* [MATERIAL TO PROCESS]:
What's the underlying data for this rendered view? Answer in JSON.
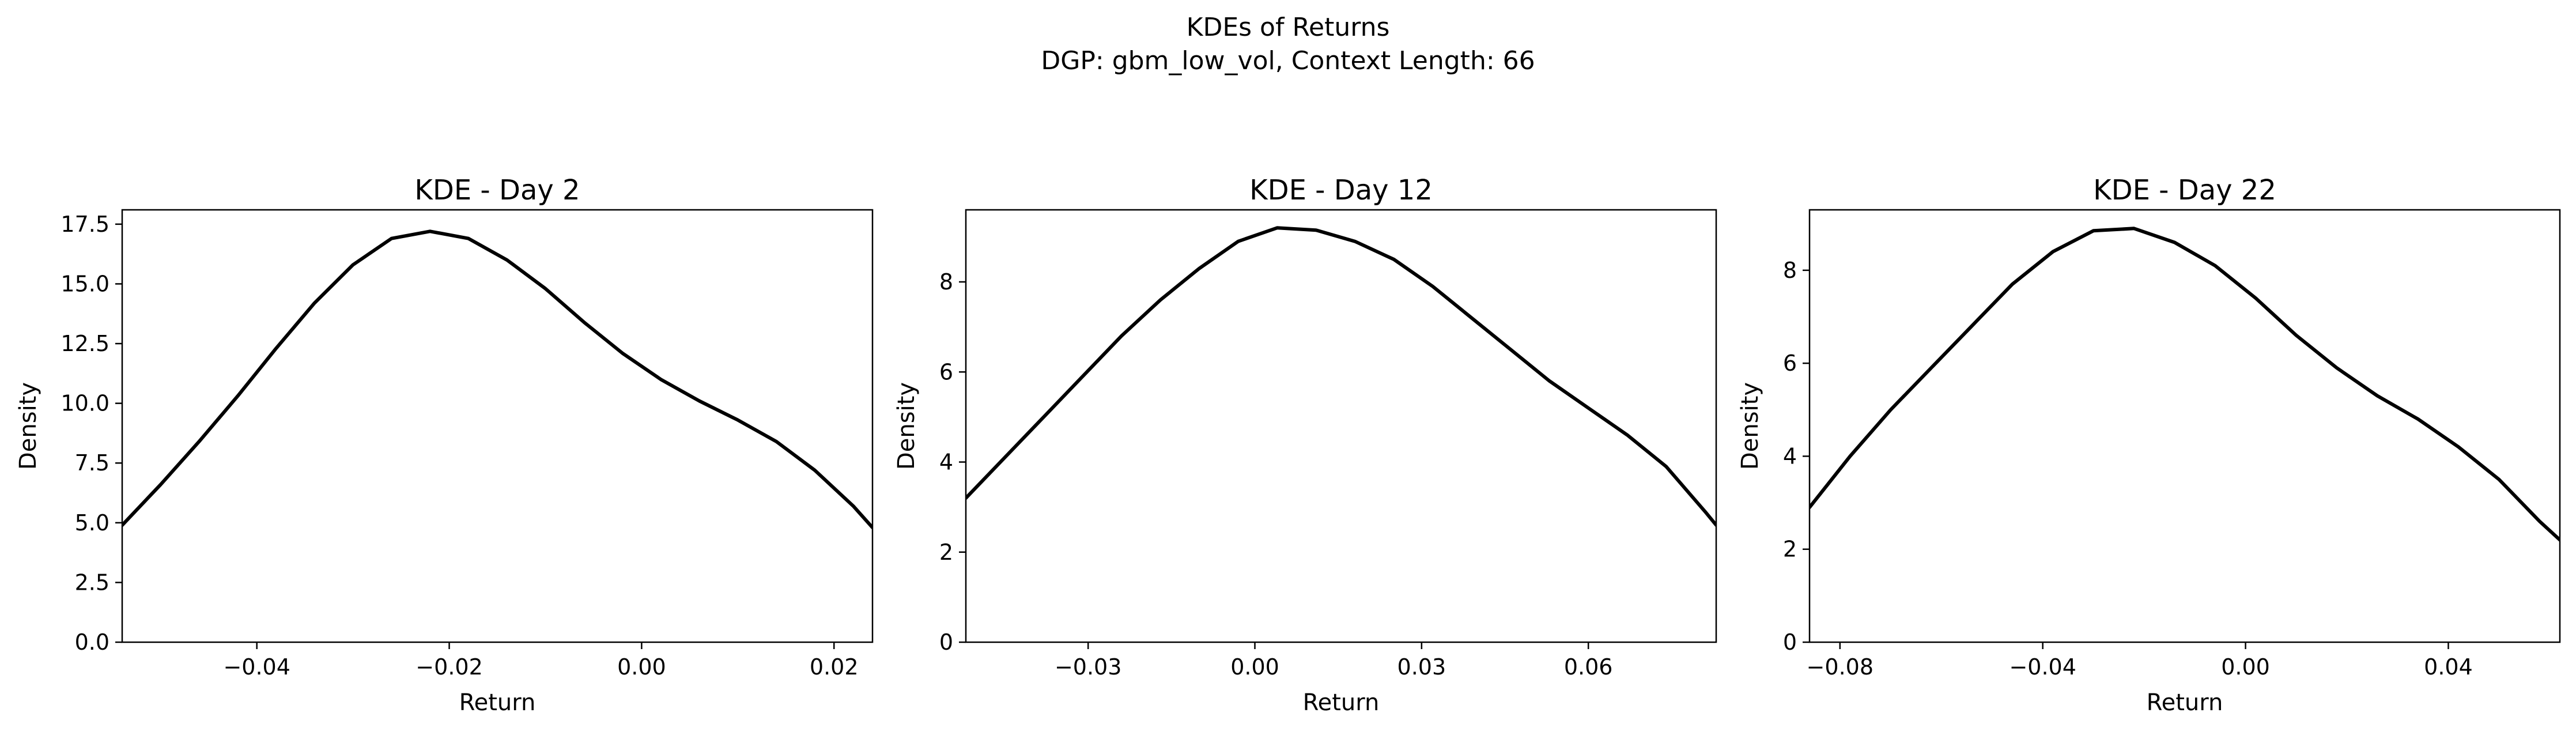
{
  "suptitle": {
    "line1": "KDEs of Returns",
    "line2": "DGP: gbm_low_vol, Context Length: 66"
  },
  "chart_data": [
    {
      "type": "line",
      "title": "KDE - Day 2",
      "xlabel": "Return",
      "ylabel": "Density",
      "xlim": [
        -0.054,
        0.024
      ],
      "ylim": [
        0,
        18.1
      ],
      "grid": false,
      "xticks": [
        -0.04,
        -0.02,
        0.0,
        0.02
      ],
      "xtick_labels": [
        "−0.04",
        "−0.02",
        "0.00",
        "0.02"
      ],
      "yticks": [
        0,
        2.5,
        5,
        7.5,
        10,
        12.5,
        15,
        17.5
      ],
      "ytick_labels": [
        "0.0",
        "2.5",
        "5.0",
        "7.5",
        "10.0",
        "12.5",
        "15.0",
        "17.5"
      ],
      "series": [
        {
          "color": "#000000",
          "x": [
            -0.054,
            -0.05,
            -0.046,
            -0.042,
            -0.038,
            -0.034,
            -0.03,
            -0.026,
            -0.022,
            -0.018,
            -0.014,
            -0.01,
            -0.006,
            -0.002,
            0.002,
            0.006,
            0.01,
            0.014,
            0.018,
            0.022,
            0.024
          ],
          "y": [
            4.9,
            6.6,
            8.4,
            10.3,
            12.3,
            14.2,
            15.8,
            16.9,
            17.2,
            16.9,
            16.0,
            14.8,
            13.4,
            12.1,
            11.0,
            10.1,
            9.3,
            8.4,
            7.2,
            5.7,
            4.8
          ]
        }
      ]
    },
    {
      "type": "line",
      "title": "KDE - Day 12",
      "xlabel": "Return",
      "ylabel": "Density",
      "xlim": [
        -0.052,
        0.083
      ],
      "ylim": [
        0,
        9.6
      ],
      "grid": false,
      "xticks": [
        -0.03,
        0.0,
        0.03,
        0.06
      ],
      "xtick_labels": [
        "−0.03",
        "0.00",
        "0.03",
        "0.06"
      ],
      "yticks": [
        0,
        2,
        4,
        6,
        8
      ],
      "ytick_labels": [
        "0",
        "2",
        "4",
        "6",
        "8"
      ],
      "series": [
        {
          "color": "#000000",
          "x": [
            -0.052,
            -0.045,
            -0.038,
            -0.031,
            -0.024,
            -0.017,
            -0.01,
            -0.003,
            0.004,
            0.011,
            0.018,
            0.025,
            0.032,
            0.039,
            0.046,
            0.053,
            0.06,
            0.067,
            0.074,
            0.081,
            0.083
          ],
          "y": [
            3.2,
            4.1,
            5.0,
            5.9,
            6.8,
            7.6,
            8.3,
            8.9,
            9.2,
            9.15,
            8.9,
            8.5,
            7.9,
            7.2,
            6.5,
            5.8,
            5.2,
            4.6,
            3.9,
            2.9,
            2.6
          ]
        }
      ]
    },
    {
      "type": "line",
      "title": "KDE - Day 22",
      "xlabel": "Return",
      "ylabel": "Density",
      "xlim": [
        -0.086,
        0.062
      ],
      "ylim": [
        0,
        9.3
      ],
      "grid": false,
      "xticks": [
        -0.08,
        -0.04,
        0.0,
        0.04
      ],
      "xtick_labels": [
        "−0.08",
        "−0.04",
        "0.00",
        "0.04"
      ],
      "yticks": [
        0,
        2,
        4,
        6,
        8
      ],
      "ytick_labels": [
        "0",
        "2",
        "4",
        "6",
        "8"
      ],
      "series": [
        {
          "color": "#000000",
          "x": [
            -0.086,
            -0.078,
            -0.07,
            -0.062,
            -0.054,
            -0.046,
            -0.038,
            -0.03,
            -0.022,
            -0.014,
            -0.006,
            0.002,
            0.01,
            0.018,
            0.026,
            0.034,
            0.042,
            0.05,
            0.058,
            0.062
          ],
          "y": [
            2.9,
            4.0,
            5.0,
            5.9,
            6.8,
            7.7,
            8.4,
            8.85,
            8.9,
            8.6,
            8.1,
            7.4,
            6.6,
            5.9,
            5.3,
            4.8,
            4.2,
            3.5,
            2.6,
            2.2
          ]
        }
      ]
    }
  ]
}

...

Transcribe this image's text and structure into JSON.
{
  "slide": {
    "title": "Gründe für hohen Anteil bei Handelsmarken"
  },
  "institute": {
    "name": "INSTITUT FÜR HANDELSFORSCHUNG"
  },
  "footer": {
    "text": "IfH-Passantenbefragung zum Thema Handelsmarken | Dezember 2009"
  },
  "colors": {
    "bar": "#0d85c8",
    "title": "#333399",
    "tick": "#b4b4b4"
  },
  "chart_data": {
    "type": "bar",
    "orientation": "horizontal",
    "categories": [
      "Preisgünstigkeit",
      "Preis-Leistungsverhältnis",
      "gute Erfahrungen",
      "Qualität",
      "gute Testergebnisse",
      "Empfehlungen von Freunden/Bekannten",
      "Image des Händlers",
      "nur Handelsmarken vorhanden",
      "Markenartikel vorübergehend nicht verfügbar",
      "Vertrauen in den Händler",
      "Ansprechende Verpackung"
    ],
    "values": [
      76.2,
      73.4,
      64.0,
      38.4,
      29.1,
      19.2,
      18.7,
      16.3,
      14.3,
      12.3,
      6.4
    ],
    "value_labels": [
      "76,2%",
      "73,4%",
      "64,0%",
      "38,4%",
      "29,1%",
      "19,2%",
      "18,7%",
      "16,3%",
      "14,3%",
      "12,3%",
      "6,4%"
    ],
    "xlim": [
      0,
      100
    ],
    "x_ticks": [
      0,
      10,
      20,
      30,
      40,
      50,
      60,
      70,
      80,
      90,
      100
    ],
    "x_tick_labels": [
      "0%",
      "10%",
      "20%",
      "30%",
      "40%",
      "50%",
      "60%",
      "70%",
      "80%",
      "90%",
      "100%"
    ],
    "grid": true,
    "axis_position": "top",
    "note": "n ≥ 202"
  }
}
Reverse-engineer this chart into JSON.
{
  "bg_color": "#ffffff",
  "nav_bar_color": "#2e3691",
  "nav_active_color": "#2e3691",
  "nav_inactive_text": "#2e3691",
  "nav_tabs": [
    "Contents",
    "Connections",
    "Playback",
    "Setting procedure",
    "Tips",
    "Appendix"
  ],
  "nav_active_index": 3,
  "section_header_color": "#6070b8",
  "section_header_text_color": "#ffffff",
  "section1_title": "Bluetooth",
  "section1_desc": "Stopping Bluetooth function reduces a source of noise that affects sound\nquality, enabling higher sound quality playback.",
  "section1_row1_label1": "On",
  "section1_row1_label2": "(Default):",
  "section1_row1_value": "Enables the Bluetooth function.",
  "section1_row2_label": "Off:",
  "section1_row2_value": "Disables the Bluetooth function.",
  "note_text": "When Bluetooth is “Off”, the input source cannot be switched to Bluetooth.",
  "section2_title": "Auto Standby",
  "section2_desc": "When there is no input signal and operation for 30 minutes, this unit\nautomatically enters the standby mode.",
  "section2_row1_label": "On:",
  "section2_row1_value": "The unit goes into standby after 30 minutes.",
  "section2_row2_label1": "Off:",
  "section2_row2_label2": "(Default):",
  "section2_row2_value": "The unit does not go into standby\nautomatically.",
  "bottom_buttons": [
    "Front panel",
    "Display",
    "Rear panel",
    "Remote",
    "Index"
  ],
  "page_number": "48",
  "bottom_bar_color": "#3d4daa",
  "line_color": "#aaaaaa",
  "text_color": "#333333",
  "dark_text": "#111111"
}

==

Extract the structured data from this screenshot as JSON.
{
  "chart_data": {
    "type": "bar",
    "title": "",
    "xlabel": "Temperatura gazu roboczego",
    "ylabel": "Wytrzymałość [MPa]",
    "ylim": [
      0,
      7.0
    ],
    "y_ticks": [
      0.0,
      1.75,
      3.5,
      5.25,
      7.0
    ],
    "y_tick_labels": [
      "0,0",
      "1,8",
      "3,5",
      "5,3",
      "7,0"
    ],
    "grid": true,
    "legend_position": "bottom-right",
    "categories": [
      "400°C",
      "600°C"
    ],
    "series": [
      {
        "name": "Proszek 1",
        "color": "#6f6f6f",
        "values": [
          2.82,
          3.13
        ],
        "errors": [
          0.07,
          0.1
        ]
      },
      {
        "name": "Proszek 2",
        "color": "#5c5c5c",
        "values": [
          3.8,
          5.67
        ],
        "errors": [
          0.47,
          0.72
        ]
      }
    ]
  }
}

* [EXERCISE]: Using the listing above, list every line in which the string "JSON" occurs.

* [RESULT OF THE EXERCISE]:
What's the underlying data for this rendered view? Answer in JSON.
Transcribe this image's text and structure into JSON.
Reverse-engineer this chart into JSON.
Extract the structured data from this screenshot as JSON.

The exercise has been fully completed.